** CONSIGNE **
Recopiez intégralement, sans rien modifier, le texte sur les exceptions à l’obligation de performance énergétique.

** TEXTE SOURCE **
────────────────────

Cette mesure est une étape importante dans la lutte contre les passoires thermiques.
Quelles sont les exceptions à l’obligation de performance énergétique ?
Le législateur a pris en compte les difficultés dans certaines situations d’appliquer les nouvelles mesures de performance énergétique. Il a donc admis des exceptions aux dispositions adoptées.
Il s’agit des travaux de rénovation énergétique qui imposent des modifications de l’état des parties extérieures ou des éléments d’architecture et de décoration, en contradiction avec les règles et prescriptions prévues pour les monuments historiques classés ou inscrits et les abords des monuments historiques.
Il s’agit aussi des travaux de rénovation énergétique qui excédent 50% de la valeur vénale du bien, évaluée par un professionnel de l’immobilier Les travaux de rénovation énergétique qui font courir un risque de pathologie au bâti, ce risque devant être justifié par « un homme de l’art ».
De même font exception, les travaux de rénovation énergétique non conformes à toute autre obligation relative « au droit des sols, de propriété, à la sécurité des biens et des personnes ou à l’aspect des façades et à leur implantation ».
Enfin le propriétaire n’obtenant pas l’accord et la participation de sa copropriété dans un projet de rénovation énergétique ne pourra pas être sanctionné. «Le propriétaire devra tout d’abord prouver qu’il a fait tous les travaux qui lui étaient possibles de faire en parties privatives. Ensuite, il devra apporter tout élément démontrant qu’il a voté le projet de travaux collectifs en assemblée générale, via le procès-verbal établi par le syndic ».

────────────────────

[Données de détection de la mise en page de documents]
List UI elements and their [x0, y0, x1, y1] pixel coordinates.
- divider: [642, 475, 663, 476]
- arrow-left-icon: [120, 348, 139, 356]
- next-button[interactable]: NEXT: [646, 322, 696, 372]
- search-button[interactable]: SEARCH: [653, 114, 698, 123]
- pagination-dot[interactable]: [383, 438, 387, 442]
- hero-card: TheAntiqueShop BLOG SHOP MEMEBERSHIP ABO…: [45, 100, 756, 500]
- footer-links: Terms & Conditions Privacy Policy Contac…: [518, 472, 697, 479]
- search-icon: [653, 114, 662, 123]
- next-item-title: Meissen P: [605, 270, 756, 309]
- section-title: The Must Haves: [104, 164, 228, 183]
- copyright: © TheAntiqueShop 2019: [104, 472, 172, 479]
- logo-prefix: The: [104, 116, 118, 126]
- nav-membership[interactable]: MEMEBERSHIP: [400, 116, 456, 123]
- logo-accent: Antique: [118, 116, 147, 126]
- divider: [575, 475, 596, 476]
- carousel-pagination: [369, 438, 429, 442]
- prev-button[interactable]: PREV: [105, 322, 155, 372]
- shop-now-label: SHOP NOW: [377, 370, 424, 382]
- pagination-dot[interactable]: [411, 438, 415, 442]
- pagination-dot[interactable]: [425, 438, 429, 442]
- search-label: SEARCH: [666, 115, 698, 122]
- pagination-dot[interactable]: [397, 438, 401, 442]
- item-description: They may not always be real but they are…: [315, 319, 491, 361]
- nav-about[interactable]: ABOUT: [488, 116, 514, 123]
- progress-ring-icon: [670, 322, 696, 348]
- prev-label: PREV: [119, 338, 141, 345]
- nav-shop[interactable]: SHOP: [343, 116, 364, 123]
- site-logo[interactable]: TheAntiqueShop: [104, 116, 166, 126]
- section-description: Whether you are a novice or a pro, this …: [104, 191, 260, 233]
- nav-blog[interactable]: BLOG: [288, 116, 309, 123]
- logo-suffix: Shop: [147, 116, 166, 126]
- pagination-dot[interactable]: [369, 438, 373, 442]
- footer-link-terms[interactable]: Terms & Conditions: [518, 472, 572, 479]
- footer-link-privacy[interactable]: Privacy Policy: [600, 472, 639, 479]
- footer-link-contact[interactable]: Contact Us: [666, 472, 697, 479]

────────────────────

** RÉPONSE RÉDIGÉE **
Cette mesure est une étape importante dans la lutte contre les passoires thermiques.
Quelles sont les exceptions à l’obligation de performance énergétique ?
Le législateur a pris en compte les difficultés dans certaines situations d’appliquer les nouvelles mesures de performance énergétique. Il a donc admis des exceptions aux dispositions adoptées.
Il s’agit des travaux de rénovation énergétique qui imposent des modifications de l’état des parties extérieures ou des éléments d’architecture et de décoration, en contradiction avec les règles et prescriptions prévues pour les monuments historiques classés ou inscrits et les abords des monuments historiques.
Il s’agit aussi des travaux de rénovation énergétique qui excédent 50% de la valeur vénale du bien, évaluée par un professionnel de l’immobilier Les travaux de rénovation énergétique qui font courir un risque de pathologie au bâti, ce risque devant être justifié par « un homme de l’art ».
De même font exception, les travaux de rénovation énergétique non conformes à toute autre obligation relative « au droit des sols, de propriété, à la sécurité des biens et des personnes ou à l’aspect des façades et à leur implantation ».
Enfin le propriétaire n’obtenant pas l’accord et la participation de sa copropriété dans un projet de rénovation énergétique ne pourra pas être sanctionné. «Le propriétaire devra tout d’abord prouver qu’il a fait tous les travaux qui lui étaient possibles de faire en parties privatives. Ensuite, il devra apporter tout élément démontrant qu’il a voté le projet de travaux collectifs en assemblée générale, via le procès-verbal établi par le syndic ».